Objective: Can you transcribe the data exactly? Leave the pictures out.

Data records:

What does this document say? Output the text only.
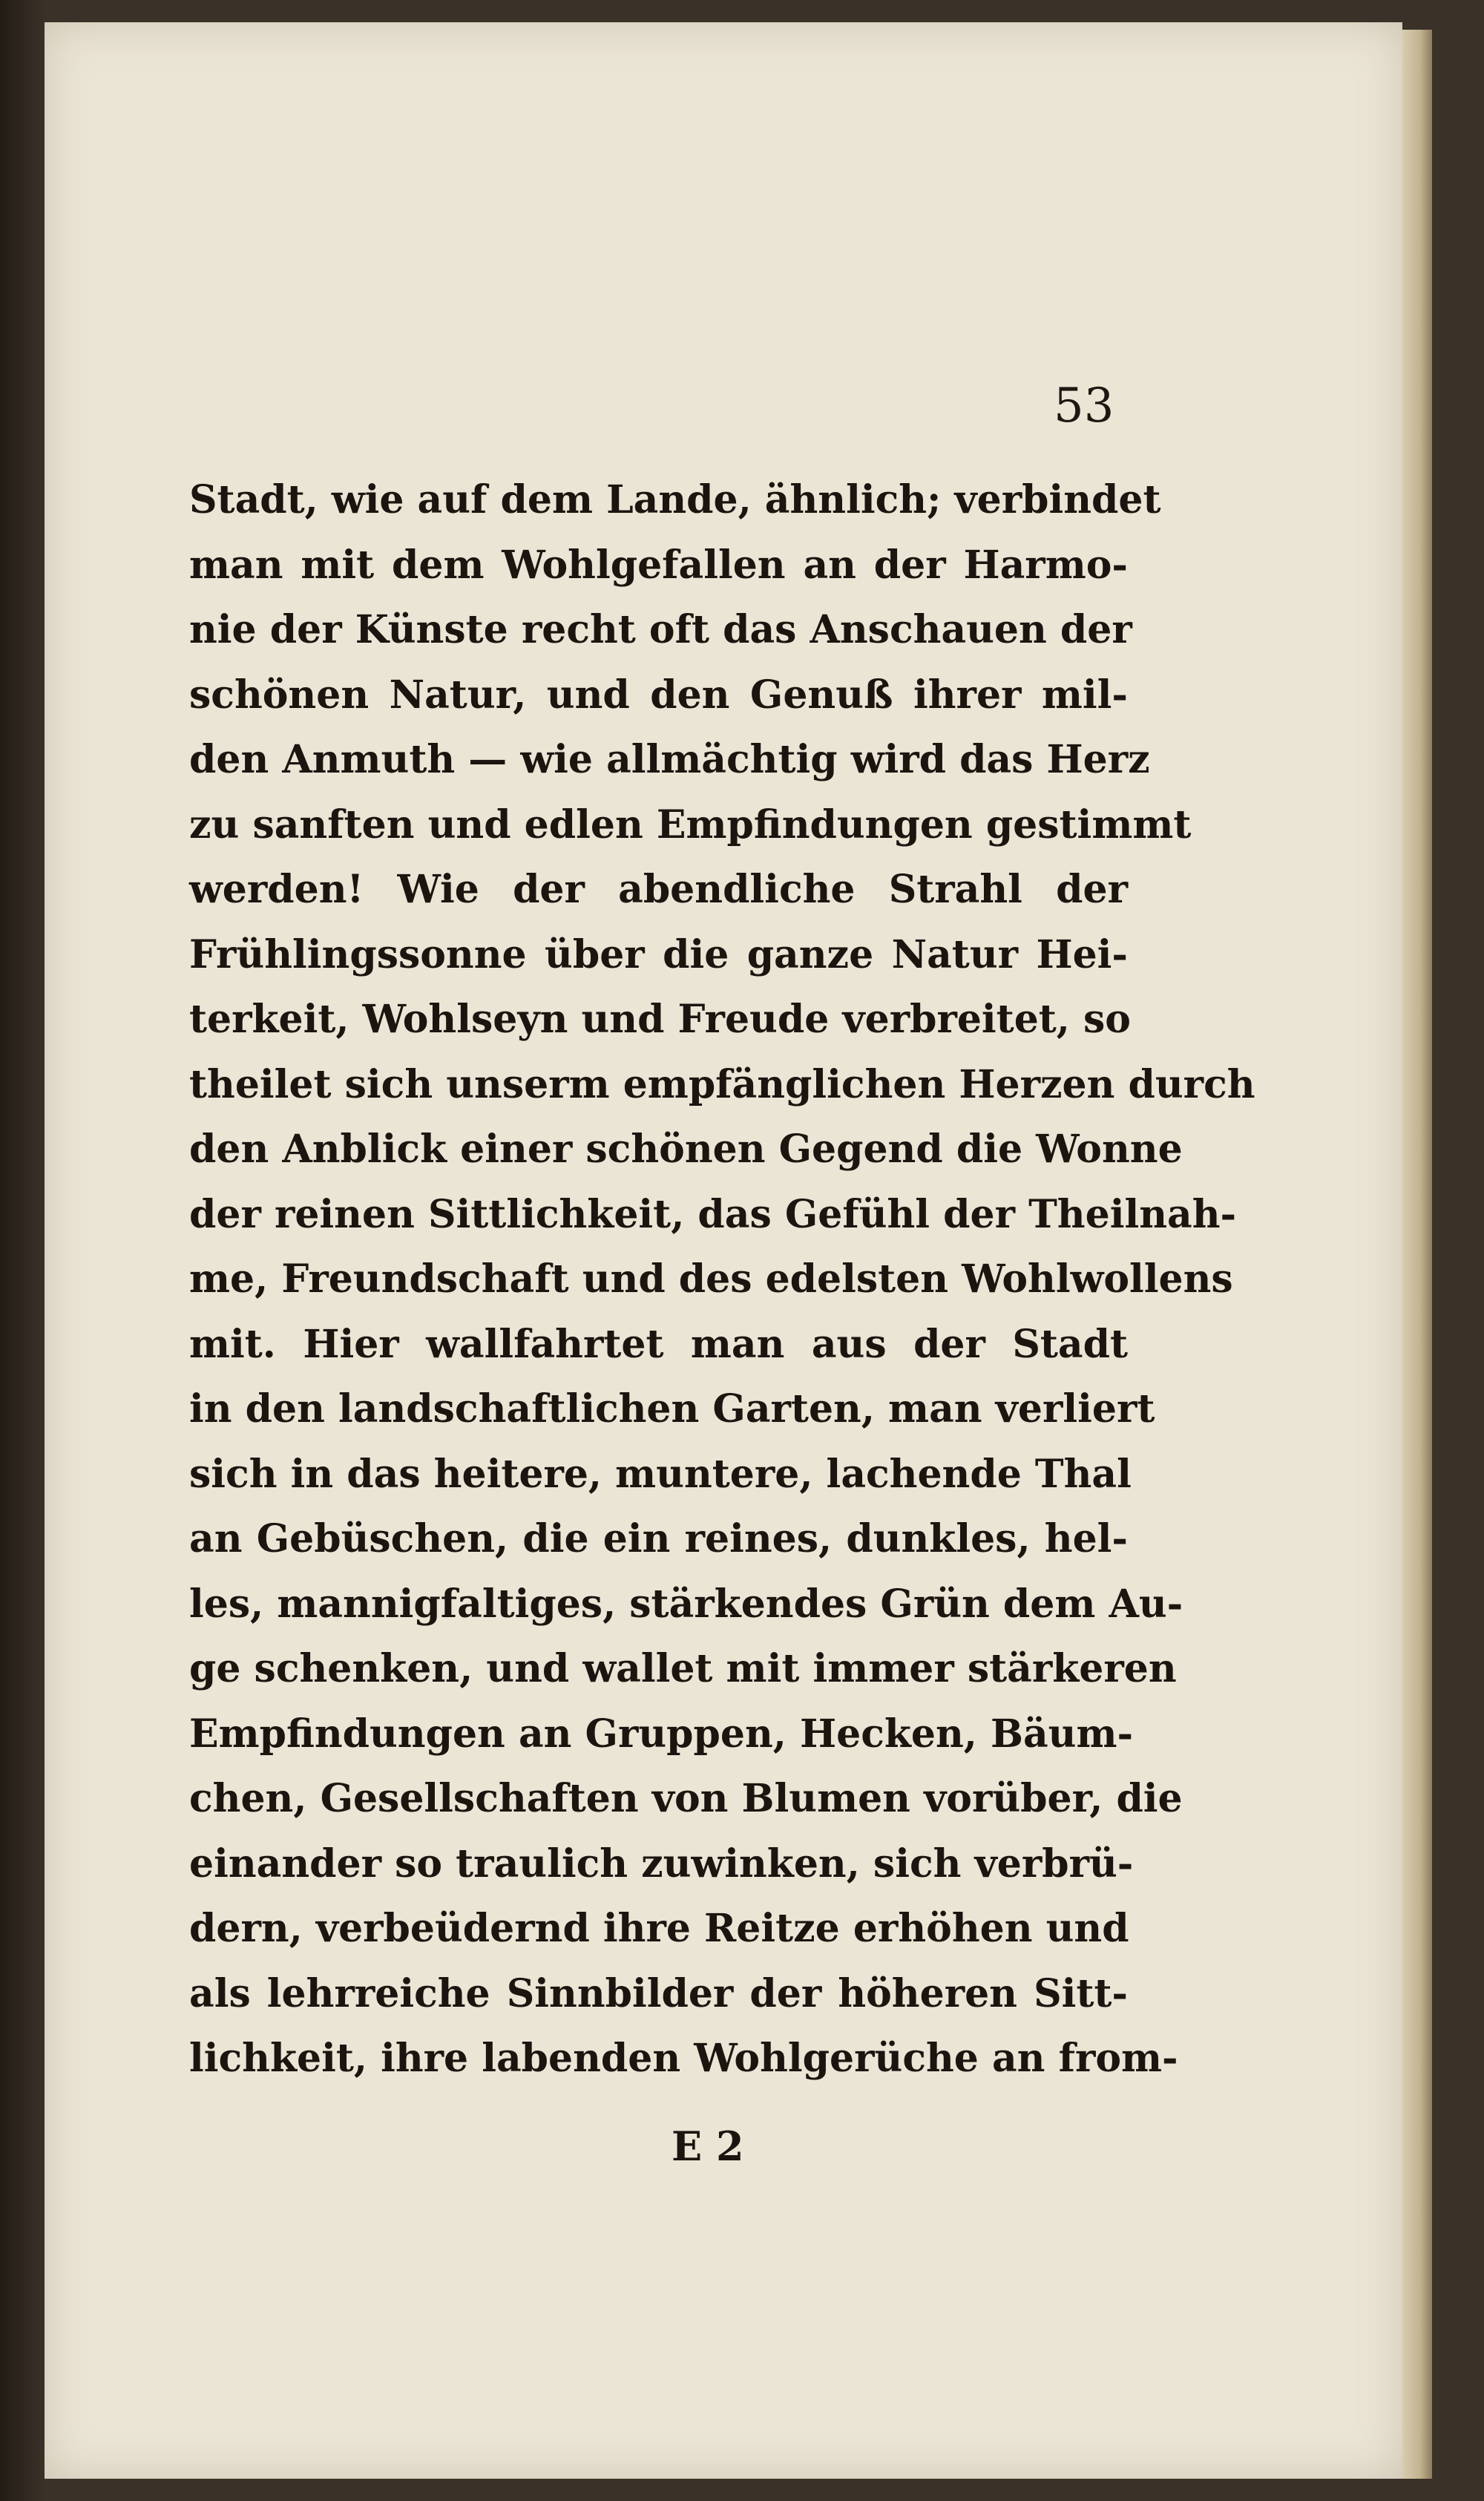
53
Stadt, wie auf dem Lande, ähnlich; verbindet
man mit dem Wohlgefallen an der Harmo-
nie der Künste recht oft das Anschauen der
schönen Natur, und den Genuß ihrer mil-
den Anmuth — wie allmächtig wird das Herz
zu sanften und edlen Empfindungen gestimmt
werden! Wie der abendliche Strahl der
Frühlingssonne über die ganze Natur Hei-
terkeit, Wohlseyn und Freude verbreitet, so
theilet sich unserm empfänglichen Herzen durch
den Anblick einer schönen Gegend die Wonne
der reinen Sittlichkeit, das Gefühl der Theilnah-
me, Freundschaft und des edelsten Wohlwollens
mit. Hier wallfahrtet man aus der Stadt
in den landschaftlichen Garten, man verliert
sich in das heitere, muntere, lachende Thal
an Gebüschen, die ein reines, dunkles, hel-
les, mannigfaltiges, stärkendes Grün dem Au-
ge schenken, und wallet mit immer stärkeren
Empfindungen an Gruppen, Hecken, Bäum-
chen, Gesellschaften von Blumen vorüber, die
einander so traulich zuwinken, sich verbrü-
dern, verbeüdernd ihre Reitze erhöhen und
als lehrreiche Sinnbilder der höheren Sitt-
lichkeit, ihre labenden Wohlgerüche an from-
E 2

Response:
What does this document say? Output the text only.
53
Stadt, wie auf dem Lande, ähnlich; verbindet
man mit dem Wohlgefallen an der Harmo-
nie der Künste recht oft das Anschauen der
schönen Natur, und den Genuß ihrer mil-
den Anmuth — wie allmächtig wird das Herz
zu sanften und edlen Empfindungen gestimmt
werden! Wie der abendliche Strahl der
Frühlingssonne über die ganze Natur Hei-
terkeit, Wohlseyn und Freude verbreitet, so
theilet sich unserm empfänglichen Herzen durch
den Anblick einer schönen Gegend die Wonne
der reinen Sittlichkeit, das Gefühl der Theilnah-
me, Freundschaft und des edelsten Wohlwollens
mit. Hier wallfahrtet man aus der Stadt
in den landschaftlichen Garten, man verliert
sich in das heitere, muntere, lachende Thal
an Gebüschen, die ein reines, dunkles, hel-
les, mannigfaltiges, stärkendes Grün dem Au-
ge schenken, und wallet mit immer stärkeren
Empfindungen an Gruppen, Hecken, Bäum-
chen, Gesellschaften von Blumen vorüber, die
einander so traulich zuwinken, sich verbrü-
dern, verbeüdernd ihre Reitze erhöhen und
als lehrreiche Sinnbilder der höheren Sitt-
lichkeit, ihre labenden Wohlgerüche an from-
E 2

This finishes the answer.